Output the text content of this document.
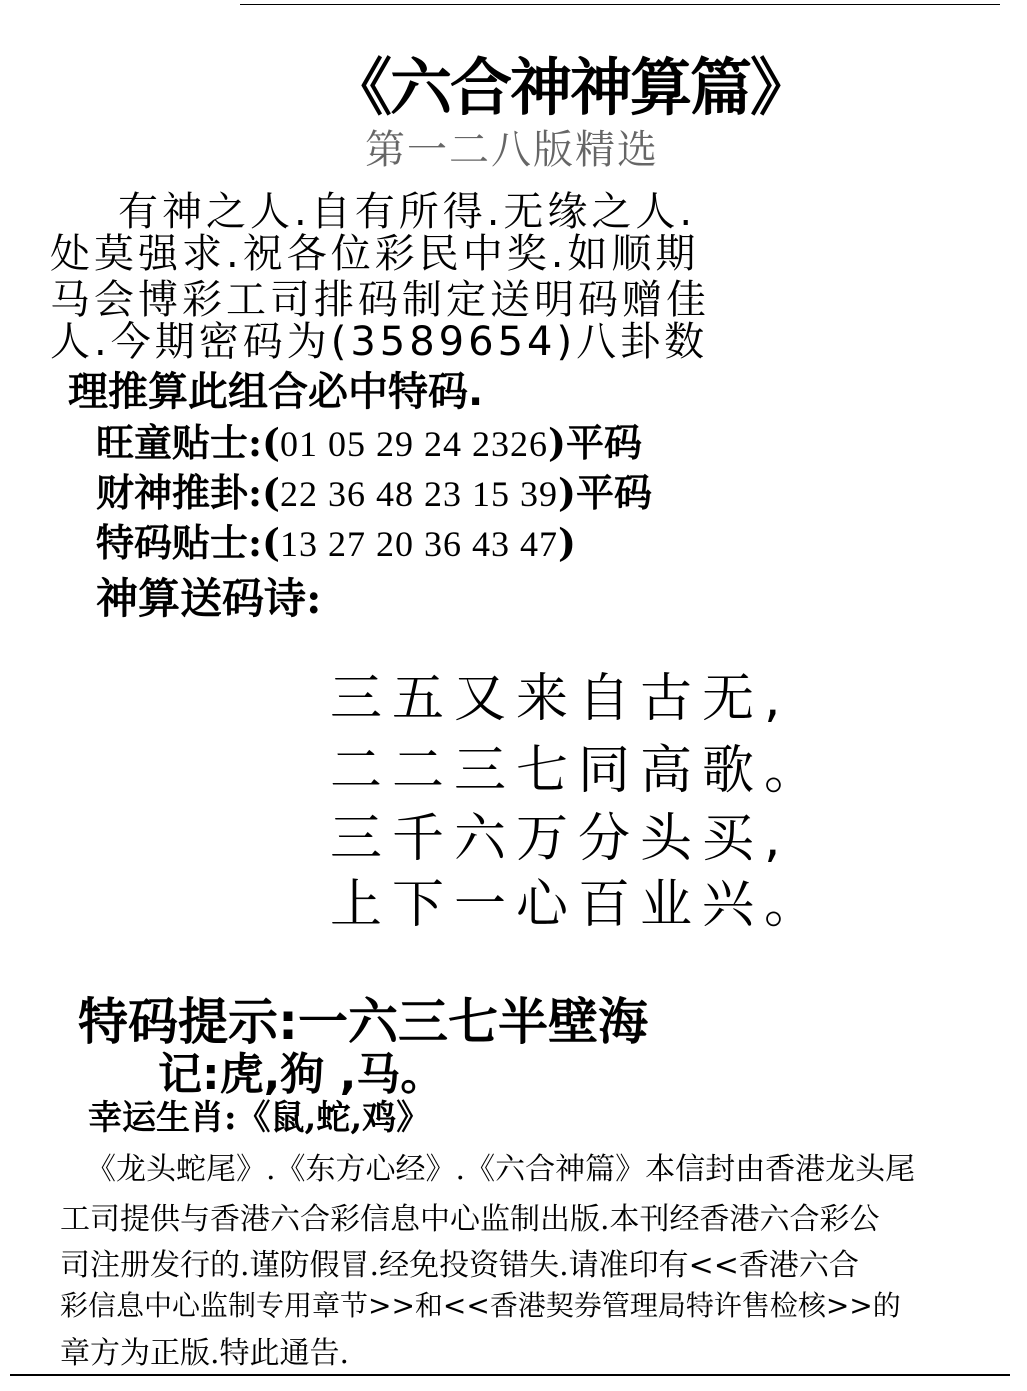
《六合神神算篇》
第一二八版精选
有神之人.自有所得.无缘之人.
处莫强求.祝各位彩民中奖.如顺期
马会博彩工司排码制定送明码赠佳
人.今期密码为(3589654)八卦数
理推算此组合必中特码.
旺童贴士:(01 05 29 24 2326)平码
财神推卦:(22 36 48 23 15 39)平码
特码贴士:(13 27 20 36 43 47)
神算送码诗:
三五又来自古无,
二二三七同高歌。
三千六万分头买,
上下一心百业兴。
特码提示:一六三七半壁海
记:虎,狗 ,马。
幸运生肖:《鼠,蛇,鸡》
《龙头蛇尾》.《东方心经》.《六合神篇》本信封由香港龙头尾
工司提供与香港六合彩信息中心监制出版.本刊经香港六合彩公
司注册发行的.谨防假冒.经免投资错失.请准印有<<香港六合
彩信息中心监制专用章节>>和<<香港契券管理局特许售检核>>的
章方为正版.特此通告.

■ What you will do:
Using the material above, retype each entry exactly and omit the pictures.

■ Exercise answer:
Output the text content of this document.
《六合神神算篇》
第一二八版精选
有神之人.自有所得.无缘之人.
处莫强求.祝各位彩民中奖.如顺期
马会博彩工司排码制定送明码赠佳
人.今期密码为(3589654)八卦数
理推算此组合必中特码.
旺童贴士:(01 05 29 24 2326)平码
财神推卦:(22 36 48 23 15 39)平码
特码贴士:(13 27 20 36 43 47)
神算送码诗:
三五又来自古无,
二二三七同高歌。
三千六万分头买,
上下一心百业兴。
特码提示:一六三七半壁海
记:虎,狗 ,马。
幸运生肖:《鼠,蛇,鸡》
《龙头蛇尾》.《东方心经》.《六合神篇》本信封由香港龙头尾
工司提供与香港六合彩信息中心监制出版.本刊经香港六合彩公
司注册发行的.谨防假冒.经免投资错失.请准印有<<香港六合
彩信息中心监制专用章节>>和<<香港契券管理局特许售检核>>的
章方为正版.特此通告.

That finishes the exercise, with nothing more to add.